Directive:
Every line of the data that contains the string "Freedonia" must be copied.

(Items from a data source)
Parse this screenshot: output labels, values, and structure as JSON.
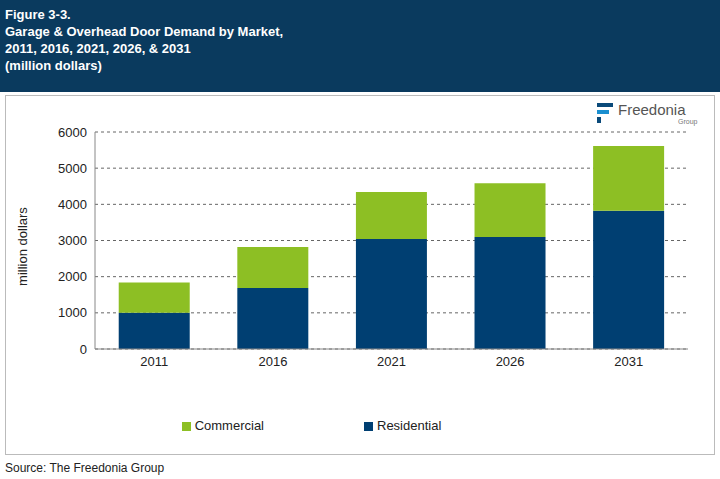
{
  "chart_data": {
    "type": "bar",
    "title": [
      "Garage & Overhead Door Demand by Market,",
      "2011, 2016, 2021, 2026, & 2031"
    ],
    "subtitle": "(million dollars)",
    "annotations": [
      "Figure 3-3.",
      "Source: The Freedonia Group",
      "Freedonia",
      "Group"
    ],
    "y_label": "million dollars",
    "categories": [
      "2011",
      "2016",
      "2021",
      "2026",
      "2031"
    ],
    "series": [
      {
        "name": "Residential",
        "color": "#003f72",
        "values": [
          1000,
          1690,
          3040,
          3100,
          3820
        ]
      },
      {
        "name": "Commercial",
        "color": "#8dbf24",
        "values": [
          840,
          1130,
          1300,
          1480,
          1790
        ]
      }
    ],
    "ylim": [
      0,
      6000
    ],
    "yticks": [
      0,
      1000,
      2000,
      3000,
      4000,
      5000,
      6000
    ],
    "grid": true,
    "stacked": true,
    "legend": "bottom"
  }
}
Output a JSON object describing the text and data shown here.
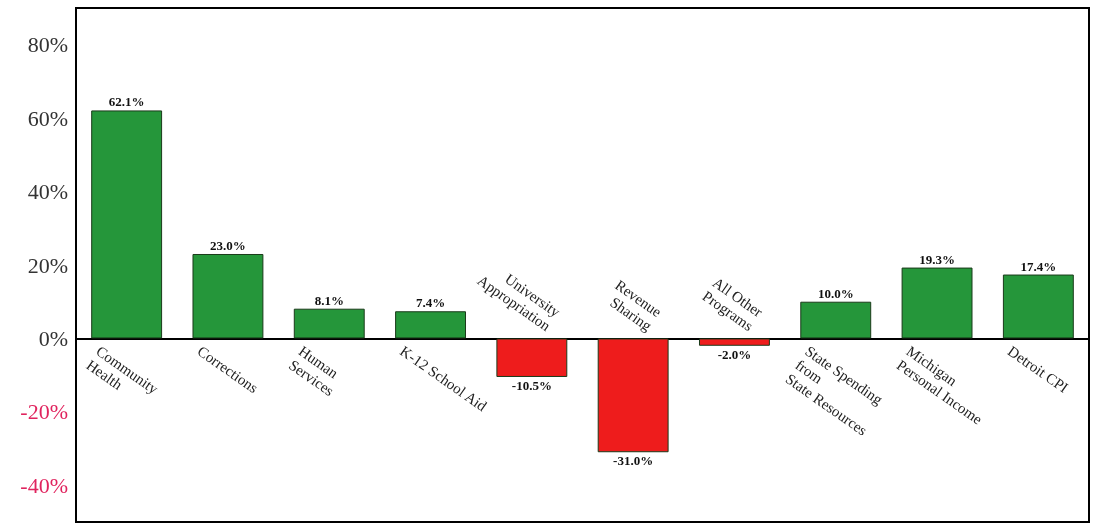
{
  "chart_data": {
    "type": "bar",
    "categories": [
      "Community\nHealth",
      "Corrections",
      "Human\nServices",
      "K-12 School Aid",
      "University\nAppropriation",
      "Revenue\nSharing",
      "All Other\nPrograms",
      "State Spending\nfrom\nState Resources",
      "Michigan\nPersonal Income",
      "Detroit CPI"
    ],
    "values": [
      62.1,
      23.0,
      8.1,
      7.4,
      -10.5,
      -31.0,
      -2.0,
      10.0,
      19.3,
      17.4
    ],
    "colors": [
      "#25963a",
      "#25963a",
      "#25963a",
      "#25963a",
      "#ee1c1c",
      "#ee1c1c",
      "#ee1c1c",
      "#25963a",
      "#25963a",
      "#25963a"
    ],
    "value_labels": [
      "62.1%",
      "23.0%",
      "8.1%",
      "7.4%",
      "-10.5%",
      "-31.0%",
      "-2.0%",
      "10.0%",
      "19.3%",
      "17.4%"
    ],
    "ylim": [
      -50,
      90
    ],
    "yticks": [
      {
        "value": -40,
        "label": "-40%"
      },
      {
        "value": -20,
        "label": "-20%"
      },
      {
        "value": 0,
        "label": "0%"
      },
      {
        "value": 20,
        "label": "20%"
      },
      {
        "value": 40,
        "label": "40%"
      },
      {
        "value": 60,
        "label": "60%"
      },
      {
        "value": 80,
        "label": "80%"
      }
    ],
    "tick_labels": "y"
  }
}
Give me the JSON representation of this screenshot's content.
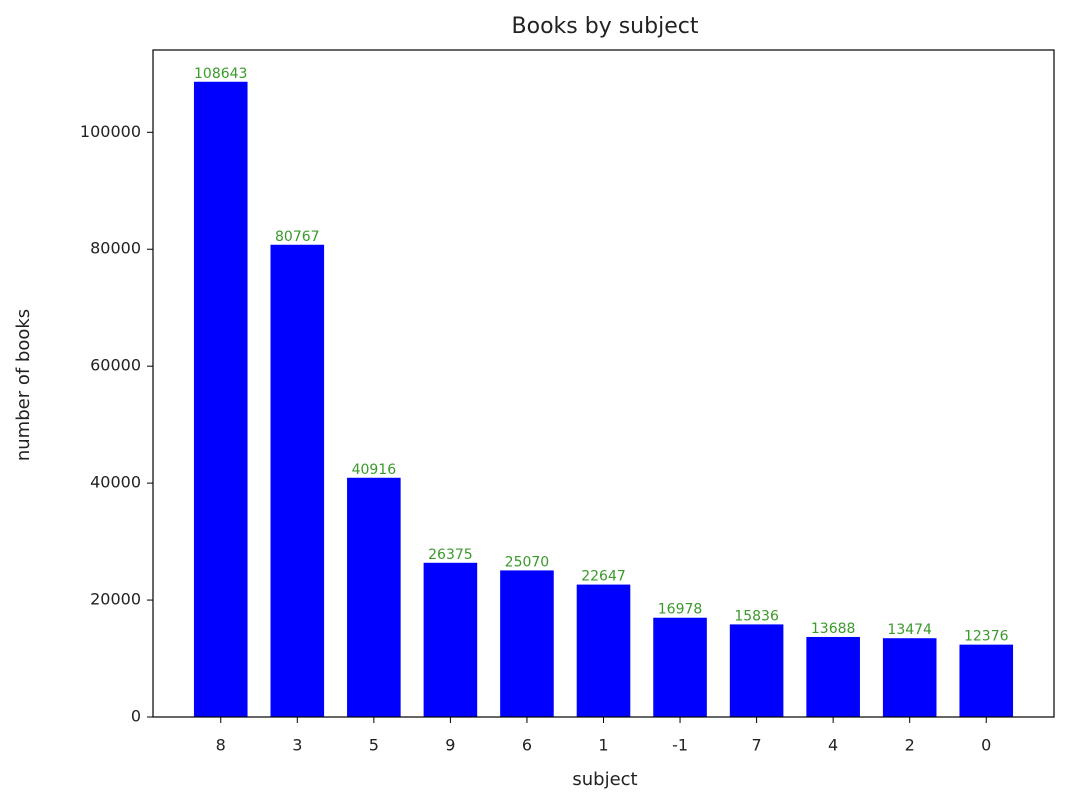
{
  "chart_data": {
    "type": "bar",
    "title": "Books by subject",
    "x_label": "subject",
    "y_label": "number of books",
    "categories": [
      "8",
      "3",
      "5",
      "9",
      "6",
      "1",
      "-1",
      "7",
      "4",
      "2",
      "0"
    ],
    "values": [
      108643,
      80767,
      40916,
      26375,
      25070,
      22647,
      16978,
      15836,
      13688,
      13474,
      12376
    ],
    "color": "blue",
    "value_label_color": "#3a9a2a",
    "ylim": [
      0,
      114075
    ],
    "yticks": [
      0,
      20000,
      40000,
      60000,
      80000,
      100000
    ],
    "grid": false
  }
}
* * *
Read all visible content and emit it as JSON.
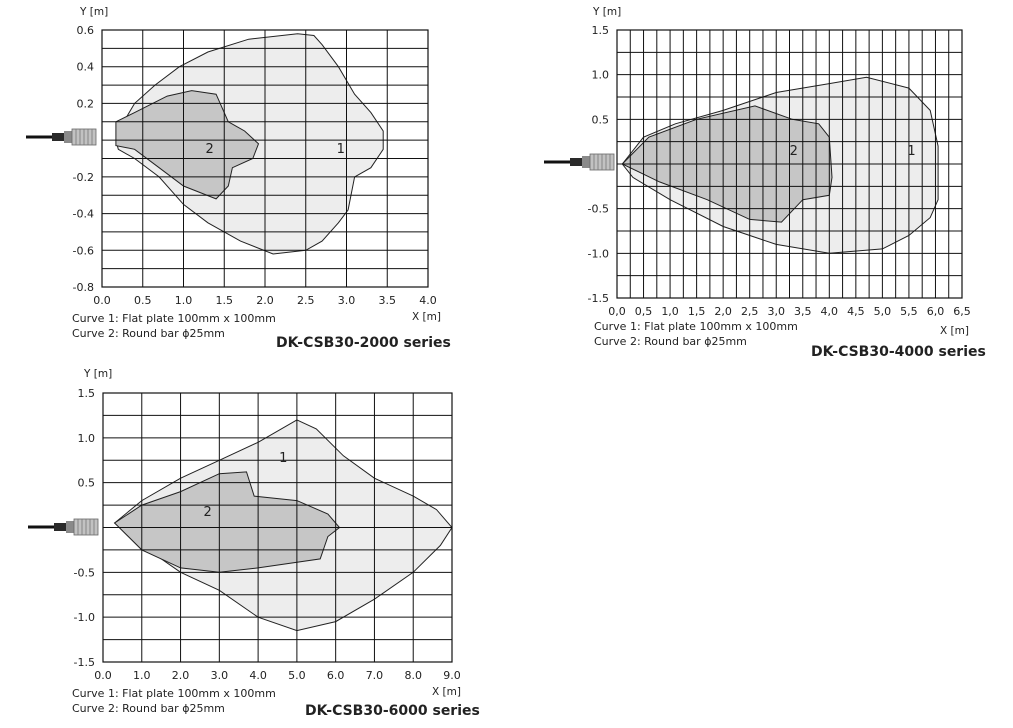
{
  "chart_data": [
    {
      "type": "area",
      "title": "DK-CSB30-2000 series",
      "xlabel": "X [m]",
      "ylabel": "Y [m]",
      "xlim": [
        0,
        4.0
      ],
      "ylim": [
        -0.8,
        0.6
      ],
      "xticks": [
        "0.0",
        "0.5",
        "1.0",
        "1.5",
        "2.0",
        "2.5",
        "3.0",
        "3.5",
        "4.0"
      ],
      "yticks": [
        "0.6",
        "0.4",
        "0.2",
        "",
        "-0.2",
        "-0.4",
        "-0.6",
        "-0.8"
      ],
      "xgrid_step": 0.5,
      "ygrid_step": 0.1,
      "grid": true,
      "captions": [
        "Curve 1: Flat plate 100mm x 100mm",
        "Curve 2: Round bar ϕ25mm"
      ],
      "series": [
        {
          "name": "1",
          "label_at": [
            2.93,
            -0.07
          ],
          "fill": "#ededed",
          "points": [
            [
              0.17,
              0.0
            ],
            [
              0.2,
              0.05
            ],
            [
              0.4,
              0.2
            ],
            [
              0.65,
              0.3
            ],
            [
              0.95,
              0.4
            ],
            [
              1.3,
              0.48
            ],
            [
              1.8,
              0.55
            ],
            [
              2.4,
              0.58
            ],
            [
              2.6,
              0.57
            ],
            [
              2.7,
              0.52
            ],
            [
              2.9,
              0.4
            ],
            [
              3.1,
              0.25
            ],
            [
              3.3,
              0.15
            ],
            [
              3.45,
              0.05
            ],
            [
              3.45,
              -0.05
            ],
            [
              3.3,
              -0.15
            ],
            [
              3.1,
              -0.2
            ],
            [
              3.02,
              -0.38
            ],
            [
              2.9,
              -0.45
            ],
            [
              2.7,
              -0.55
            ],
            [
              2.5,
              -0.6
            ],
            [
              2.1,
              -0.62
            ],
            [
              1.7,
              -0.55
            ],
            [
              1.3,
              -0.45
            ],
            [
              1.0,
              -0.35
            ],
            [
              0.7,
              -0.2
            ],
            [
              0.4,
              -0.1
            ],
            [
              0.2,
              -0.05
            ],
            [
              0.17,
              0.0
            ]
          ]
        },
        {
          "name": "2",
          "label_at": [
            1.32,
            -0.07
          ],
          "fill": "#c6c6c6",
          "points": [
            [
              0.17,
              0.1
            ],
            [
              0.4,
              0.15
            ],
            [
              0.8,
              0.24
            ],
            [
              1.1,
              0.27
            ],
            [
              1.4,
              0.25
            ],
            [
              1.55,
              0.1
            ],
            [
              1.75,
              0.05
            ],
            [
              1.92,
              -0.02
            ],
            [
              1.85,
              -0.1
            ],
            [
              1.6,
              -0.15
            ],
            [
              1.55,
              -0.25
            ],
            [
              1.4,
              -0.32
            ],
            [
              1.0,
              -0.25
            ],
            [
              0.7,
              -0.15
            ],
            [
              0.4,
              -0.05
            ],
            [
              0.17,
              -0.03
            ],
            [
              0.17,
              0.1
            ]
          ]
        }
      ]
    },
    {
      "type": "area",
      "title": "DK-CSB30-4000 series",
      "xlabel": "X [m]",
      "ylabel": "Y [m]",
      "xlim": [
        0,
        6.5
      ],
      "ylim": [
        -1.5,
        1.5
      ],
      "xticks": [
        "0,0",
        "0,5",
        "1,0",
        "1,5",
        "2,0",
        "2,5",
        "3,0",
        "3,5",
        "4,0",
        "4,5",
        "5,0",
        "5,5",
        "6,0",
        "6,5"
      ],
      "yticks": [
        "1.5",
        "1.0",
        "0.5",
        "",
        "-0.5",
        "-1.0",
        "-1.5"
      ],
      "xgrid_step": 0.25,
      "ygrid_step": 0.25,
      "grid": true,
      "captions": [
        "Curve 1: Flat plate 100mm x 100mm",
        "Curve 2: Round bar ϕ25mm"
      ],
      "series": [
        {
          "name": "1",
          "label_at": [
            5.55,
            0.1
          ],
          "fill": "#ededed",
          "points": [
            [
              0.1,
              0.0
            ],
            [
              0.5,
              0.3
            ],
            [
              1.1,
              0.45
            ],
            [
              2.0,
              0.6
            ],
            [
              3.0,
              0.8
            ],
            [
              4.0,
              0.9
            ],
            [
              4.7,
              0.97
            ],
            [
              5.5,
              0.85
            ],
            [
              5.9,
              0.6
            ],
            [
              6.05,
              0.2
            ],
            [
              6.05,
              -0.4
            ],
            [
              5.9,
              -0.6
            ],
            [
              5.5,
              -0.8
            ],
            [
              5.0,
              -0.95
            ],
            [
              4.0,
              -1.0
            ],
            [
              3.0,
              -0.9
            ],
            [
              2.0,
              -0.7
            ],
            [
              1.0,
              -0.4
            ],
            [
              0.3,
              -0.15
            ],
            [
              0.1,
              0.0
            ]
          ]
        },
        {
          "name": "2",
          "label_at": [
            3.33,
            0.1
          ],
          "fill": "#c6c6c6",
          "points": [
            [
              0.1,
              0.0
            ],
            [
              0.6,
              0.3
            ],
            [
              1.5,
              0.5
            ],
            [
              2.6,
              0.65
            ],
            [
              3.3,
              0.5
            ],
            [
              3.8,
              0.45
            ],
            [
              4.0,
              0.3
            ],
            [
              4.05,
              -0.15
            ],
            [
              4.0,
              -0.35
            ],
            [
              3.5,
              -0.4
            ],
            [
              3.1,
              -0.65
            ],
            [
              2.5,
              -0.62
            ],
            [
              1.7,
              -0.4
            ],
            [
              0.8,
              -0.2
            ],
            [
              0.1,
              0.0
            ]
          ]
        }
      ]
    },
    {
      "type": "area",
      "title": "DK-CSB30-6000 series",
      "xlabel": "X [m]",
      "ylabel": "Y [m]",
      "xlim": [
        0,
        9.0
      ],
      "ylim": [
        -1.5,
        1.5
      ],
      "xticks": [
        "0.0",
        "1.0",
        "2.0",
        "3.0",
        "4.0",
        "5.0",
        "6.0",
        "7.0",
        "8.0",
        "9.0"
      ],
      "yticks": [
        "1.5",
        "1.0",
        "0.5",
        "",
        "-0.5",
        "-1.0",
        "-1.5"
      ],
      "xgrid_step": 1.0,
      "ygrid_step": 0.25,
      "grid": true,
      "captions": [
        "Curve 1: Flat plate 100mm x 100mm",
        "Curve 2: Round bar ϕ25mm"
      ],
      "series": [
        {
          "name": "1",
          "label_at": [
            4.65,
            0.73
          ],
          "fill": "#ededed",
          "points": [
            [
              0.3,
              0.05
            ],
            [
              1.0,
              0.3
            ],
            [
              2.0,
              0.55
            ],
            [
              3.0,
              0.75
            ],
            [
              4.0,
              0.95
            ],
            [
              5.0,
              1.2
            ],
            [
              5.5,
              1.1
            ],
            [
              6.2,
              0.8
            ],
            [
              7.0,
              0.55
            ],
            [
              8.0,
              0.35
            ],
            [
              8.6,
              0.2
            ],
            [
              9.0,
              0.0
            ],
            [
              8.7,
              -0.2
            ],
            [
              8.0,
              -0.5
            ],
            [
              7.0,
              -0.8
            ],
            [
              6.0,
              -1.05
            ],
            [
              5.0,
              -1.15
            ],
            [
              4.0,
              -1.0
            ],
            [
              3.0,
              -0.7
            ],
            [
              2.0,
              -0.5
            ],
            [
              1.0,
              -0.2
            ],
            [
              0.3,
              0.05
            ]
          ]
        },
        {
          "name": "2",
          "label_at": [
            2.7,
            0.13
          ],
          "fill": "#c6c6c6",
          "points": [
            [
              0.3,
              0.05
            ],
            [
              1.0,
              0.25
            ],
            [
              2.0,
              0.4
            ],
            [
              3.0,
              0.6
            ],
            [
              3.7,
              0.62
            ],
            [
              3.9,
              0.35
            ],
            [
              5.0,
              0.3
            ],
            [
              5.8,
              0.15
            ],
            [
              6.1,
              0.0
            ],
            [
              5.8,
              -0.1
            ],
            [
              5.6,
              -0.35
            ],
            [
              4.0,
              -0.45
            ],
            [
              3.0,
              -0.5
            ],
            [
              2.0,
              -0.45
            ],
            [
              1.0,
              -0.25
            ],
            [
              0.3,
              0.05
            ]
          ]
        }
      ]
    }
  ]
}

Answer for the task:
      "Source: The Freedonia Group",
      "Freedonia",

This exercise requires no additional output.